• [Aim of the exercise]
How many lines in the listing below include the word "screenshot"? Reply with the count alone.

• [Source material]
===============

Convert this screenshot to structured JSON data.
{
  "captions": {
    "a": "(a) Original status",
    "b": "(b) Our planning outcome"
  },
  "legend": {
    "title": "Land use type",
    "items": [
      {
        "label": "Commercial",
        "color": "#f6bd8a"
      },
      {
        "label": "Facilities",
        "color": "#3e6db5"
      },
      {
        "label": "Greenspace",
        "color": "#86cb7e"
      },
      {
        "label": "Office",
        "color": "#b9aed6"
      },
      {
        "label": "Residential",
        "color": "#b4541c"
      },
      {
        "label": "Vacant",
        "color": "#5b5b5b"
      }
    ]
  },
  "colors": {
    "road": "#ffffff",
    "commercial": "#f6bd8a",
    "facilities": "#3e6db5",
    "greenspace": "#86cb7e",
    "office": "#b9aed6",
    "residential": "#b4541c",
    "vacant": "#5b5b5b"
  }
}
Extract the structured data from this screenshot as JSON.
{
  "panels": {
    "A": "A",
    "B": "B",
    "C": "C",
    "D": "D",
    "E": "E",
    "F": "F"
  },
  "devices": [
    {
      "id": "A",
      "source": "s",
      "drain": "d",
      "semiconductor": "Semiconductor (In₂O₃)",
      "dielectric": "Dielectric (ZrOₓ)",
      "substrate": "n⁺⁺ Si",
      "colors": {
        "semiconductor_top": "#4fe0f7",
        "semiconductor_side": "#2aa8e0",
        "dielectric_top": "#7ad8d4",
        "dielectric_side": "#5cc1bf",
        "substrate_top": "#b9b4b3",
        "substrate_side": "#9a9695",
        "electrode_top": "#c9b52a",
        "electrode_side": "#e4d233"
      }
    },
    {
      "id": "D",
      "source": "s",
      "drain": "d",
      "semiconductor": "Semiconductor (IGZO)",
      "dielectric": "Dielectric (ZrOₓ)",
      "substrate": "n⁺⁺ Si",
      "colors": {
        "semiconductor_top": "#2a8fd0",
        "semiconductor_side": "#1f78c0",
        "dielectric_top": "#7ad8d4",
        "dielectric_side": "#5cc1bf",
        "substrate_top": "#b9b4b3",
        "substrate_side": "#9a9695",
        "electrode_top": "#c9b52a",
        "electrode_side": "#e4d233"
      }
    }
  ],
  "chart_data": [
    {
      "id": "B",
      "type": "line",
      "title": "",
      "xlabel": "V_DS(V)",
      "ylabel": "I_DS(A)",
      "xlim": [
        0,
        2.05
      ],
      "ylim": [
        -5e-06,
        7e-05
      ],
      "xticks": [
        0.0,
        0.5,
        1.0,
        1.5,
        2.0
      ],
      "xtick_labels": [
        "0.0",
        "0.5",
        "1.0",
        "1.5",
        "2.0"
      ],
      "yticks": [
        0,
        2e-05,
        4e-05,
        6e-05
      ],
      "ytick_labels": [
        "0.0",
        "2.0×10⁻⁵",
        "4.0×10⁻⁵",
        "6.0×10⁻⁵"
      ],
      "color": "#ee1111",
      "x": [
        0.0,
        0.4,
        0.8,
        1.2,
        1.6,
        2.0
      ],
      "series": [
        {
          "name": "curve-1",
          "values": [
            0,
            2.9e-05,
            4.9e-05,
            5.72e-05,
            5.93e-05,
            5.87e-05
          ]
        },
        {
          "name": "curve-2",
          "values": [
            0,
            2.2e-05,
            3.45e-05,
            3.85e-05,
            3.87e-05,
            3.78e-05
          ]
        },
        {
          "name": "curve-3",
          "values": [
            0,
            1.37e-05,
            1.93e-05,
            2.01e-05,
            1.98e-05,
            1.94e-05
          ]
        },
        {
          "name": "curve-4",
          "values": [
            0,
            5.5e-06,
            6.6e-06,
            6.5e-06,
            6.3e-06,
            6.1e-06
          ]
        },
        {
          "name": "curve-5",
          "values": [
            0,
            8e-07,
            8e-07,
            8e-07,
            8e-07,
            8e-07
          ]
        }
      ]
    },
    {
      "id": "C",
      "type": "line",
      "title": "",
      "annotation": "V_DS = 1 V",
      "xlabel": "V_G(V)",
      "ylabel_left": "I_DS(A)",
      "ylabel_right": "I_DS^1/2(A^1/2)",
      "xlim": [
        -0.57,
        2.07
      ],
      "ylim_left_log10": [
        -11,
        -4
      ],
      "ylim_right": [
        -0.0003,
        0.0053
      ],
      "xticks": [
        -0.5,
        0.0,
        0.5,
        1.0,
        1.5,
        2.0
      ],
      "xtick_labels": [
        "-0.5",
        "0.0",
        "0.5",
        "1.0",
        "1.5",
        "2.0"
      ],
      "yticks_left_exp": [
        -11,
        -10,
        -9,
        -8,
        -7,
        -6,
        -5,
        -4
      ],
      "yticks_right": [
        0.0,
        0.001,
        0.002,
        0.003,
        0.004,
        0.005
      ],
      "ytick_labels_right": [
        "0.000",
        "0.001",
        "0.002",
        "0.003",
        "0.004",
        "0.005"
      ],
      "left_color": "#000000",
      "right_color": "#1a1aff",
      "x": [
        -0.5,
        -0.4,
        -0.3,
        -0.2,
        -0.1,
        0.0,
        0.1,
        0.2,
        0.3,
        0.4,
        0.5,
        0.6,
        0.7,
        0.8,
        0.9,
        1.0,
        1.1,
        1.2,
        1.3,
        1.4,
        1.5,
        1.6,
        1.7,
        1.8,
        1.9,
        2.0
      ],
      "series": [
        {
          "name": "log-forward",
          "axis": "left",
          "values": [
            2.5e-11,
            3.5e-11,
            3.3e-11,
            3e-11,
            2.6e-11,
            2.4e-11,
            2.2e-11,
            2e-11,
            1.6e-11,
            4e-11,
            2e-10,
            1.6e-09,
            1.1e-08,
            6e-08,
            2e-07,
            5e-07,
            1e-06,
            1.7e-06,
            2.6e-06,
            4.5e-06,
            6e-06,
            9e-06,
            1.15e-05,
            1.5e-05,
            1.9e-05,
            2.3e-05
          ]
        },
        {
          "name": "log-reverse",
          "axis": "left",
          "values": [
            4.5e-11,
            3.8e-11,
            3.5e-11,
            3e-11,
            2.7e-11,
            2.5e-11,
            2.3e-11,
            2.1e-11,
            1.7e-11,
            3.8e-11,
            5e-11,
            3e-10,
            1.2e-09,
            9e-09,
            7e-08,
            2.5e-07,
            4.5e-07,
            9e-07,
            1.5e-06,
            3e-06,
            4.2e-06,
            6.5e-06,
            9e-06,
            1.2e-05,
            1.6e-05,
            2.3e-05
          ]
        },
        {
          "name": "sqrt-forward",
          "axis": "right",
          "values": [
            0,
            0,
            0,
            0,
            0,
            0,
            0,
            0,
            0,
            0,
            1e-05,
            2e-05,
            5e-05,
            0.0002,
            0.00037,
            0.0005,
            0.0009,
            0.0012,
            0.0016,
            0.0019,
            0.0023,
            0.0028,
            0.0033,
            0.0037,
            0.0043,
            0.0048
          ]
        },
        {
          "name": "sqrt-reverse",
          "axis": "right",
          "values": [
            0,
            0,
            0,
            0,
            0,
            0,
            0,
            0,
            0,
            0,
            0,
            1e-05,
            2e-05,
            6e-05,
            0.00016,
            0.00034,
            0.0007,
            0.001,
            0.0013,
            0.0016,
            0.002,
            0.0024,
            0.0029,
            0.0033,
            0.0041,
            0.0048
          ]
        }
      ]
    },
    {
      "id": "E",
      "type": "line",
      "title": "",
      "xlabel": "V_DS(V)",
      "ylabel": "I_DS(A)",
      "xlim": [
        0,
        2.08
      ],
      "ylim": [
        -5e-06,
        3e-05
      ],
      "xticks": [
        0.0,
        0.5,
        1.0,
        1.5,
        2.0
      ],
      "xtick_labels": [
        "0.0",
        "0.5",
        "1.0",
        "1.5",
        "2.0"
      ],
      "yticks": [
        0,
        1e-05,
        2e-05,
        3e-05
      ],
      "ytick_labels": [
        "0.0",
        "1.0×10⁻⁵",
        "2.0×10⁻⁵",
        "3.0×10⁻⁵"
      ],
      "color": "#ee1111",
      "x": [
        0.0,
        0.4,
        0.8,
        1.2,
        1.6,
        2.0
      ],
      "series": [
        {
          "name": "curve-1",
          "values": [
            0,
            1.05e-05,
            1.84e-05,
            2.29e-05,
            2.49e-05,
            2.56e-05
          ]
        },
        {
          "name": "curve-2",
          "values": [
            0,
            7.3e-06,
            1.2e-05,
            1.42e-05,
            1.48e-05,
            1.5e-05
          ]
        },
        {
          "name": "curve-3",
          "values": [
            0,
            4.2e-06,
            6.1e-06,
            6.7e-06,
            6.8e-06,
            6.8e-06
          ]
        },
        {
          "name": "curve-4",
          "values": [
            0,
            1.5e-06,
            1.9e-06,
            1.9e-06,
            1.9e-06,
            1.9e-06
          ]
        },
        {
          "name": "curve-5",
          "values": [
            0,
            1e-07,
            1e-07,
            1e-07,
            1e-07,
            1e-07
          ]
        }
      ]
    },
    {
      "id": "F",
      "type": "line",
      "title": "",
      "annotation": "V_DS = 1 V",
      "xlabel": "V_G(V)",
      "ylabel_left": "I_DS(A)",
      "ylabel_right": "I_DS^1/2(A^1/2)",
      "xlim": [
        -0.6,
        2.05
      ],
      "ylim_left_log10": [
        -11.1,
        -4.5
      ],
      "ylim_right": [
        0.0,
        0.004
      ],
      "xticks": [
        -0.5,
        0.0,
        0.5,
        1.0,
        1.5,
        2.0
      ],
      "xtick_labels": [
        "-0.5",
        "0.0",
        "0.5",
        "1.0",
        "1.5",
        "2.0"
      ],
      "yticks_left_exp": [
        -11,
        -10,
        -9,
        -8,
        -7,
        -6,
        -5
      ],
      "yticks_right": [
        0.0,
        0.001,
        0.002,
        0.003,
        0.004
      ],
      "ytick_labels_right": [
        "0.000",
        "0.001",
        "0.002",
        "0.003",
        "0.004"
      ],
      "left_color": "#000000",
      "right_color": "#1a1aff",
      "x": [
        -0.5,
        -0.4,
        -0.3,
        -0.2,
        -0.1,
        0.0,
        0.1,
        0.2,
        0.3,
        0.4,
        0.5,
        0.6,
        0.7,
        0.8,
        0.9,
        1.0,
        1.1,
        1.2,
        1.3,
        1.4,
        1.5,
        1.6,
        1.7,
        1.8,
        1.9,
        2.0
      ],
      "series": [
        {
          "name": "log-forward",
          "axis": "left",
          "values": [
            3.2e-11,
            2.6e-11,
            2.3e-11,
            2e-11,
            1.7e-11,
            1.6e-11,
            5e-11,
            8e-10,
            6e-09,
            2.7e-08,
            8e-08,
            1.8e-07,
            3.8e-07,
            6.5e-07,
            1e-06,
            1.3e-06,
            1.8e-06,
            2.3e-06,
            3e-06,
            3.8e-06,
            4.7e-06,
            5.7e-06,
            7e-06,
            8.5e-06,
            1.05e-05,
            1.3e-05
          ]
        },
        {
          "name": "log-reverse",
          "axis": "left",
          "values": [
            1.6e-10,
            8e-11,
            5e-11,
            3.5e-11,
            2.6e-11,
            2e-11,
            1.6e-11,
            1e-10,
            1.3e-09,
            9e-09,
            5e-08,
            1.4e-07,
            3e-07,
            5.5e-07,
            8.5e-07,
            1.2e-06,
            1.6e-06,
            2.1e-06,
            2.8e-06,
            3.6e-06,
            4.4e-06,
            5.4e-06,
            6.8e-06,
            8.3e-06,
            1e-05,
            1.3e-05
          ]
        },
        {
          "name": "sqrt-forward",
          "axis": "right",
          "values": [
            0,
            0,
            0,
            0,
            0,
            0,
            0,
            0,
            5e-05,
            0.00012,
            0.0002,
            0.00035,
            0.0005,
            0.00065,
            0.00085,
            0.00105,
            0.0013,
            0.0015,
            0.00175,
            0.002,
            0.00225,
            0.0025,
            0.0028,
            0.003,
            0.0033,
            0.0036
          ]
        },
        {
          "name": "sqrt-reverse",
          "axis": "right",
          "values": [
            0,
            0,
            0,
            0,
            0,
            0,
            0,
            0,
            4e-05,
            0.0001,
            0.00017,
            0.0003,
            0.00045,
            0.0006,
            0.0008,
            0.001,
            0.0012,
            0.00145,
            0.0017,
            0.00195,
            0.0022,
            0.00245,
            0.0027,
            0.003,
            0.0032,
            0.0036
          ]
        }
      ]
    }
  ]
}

===============

• [Output of the task]
2